** Start SUPPLIED INFORMATION **

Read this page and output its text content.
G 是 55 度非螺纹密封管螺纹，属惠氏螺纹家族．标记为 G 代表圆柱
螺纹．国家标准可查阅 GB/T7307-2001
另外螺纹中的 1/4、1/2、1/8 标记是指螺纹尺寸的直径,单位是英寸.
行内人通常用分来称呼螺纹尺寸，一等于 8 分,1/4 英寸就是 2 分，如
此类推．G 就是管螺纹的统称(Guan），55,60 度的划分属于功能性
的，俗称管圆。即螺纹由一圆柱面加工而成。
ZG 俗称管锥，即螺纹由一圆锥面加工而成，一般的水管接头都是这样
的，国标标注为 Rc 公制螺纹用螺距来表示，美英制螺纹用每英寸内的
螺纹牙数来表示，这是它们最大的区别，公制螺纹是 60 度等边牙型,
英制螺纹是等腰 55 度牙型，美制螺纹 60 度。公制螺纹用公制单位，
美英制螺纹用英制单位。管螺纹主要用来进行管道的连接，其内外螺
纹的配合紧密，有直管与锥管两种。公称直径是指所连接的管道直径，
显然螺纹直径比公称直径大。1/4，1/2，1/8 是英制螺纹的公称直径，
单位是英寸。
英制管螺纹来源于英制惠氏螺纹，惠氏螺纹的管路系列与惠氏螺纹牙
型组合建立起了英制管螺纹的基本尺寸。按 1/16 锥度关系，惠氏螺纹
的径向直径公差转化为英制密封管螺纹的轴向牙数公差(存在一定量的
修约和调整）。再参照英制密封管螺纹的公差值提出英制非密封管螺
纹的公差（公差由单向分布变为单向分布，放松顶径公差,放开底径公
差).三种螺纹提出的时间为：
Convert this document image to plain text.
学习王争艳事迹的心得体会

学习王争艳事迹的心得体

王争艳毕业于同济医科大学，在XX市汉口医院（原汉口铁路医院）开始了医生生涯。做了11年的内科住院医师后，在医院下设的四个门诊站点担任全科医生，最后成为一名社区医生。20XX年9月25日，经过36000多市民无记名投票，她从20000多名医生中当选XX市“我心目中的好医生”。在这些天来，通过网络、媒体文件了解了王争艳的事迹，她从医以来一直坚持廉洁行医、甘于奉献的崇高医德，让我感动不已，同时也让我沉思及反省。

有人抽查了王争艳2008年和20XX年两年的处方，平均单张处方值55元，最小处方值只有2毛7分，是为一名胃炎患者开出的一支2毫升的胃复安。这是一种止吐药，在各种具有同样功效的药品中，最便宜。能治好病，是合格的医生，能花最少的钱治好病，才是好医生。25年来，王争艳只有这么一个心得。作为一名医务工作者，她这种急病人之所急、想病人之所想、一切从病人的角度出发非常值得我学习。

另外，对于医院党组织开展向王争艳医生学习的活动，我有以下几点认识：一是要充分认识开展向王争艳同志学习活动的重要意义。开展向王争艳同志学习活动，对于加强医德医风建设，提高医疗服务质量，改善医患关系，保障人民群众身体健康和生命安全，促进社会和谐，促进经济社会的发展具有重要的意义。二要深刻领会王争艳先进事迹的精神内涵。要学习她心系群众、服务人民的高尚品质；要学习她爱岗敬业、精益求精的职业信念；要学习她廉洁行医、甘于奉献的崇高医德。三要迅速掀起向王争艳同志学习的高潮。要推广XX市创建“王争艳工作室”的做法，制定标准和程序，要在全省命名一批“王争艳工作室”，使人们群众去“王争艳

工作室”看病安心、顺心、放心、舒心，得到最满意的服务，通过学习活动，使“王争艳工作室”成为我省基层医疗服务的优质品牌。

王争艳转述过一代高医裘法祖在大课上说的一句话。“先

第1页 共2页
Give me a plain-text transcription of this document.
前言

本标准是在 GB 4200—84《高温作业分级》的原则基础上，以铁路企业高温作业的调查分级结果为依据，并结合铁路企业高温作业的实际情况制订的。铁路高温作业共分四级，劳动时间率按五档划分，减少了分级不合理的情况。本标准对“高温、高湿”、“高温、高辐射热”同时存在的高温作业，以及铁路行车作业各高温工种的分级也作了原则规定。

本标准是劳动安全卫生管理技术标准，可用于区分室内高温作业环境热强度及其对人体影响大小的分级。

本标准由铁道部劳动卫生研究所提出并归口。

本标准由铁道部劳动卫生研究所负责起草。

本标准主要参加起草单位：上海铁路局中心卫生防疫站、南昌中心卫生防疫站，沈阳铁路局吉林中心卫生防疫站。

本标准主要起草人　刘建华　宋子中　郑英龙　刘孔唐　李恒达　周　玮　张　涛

** End SUPPLIED INFORMATION **

### WHAT IS REQUIRED
Repeat the material above in full, exactly as it stands.

### TASK RESULT
Read this page and output its text content.
G 是 55 度非螺纹密封管螺纹，属惠氏螺纹家族．标记为 G 代表圆柱
螺纹．国家标准可查阅 GB/T7307-2001
另外螺纹中的 1/4、1/2、1/8 标记是指螺纹尺寸的直径,单位是英寸.
行内人通常用分来称呼螺纹尺寸，一等于 8 分,1/4 英寸就是 2 分，如
此类推．G 就是管螺纹的统称(Guan），55,60 度的划分属于功能性
的，俗称管圆。即螺纹由一圆柱面加工而成。
ZG 俗称管锥，即螺纹由一圆锥面加工而成，一般的水管接头都是这样
的，国标标注为 Rc 公制螺纹用螺距来表示，美英制螺纹用每英寸内的
螺纹牙数来表示，这是它们最大的区别，公制螺纹是 60 度等边牙型,
英制螺纹是等腰 55 度牙型，美制螺纹 60 度。公制螺纹用公制单位，
美英制螺纹用英制单位。管螺纹主要用来进行管道的连接，其内外螺
纹的配合紧密，有直管与锥管两种。公称直径是指所连接的管道直径，
显然螺纹直径比公称直径大。1/4，1/2，1/8 是英制螺纹的公称直径，
单位是英寸。
英制管螺纹来源于英制惠氏螺纹，惠氏螺纹的管路系列与惠氏螺纹牙
型组合建立起了英制管螺纹的基本尺寸。按 1/16 锥度关系，惠氏螺纹
的径向直径公差转化为英制密封管螺纹的轴向牙数公差(存在一定量的
修约和调整）。再参照英制密封管螺纹的公差值提出英制非密封管螺
纹的公差（公差由单向分布变为单向分布，放松顶径公差,放开底径公
差).三种螺纹提出的时间为：
Convert this document image to plain text.
学习王争艳事迹的心得体会

学习王争艳事迹的心得体

王争艳毕业于同济医科大学，在XX市汉口医院（原汉口铁路医院）开始了医生生涯。做了11年的内科住院医师后，在医院下设的四个门诊站点担任全科医生，最后成为一名社区医生。20XX年9月25日，经过36000多市民无记名投票，她从20000多名医生中当选XX市“我心目中的好医生”。在这些天来，通过网络、媒体文件了解了王争艳的事迹，她从医以来一直坚持廉洁行医、甘于奉献的崇高医德，让我感动不已，同时也让我沉思及反省。

有人抽查了王争艳2008年和20XX年两年的处方，平均单张处方值55元，最小处方值只有2毛7分，是为一名胃炎患者开出的一支2毫升的胃复安。这是一种止吐药，在各种具有同样功效的药品中，最便宜。能治好病，是合格的医生，能花最少的钱治好病，才是好医生。25年来，王争艳只有这么一个心得。作为一名医务工作者，她这种急病人之所急、想病人之所想、一切从病人的角度出发非常值得我学习。

另外，对于医院党组织开展向王争艳医生学习的活动，我有以下几点认识：一是要充分认识开展向王争艳同志学习活动的重要意义。开展向王争艳同志学习活动，对于加强医德医风建设，提高医疗服务质量，改善医患关系，保障人民群众身体健康和生命安全，促进社会和谐，促进经济社会的发展具有重要的意义。二要深刻领会王争艳先进事迹的精神内涵。要学习她心系群众、服务人民的高尚品质；要学习她爱岗敬业、精益求精的职业信念；要学习她廉洁行医、甘于奉献的崇高医德。三要迅速掀起向王争艳同志学习的高潮。要推广XX市创建“王争艳工作室”的做法，制定标准和程序，要在全省命名一批“王争艳工作室”，使人们群众去“王争艳

工作室”看病安心、顺心、放心、舒心，得到最满意的服务，通过学习活动，使“王争艳工作室”成为我省基层医疗服务的优质品牌。

王争艳转述过一代高医裘法祖在大课上说的一句话。“先

第1页 共2页
Give me a plain-text transcription of this document.
前言

本标准是在 GB 4200—84《高温作业分级》的原则基础上，以铁路企业高温作业的调查分级结果为依据，并结合铁路企业高温作业的实际情况制订的。铁路高温作业共分四级，劳动时间率按五档划分，减少了分级不合理的情况。本标准对“高温、高湿”、“高温、高辐射热”同时存在的高温作业，以及铁路行车作业各高温工种的分级也作了原则规定。

本标准是劳动安全卫生管理技术标准，可用于区分室内高温作业环境热强度及其对人体影响大小的分级。

本标准由铁道部劳动卫生研究所提出并归口。

本标准由铁道部劳动卫生研究所负责起草。

本标准主要参加起草单位：上海铁路局中心卫生防疫站、南昌中心卫生防疫站，沈阳铁路局吉林中心卫生防疫站。

本标准主要起草人　刘建华　宋子中　郑英龙　刘孔唐　李恒达　周　玮　张　涛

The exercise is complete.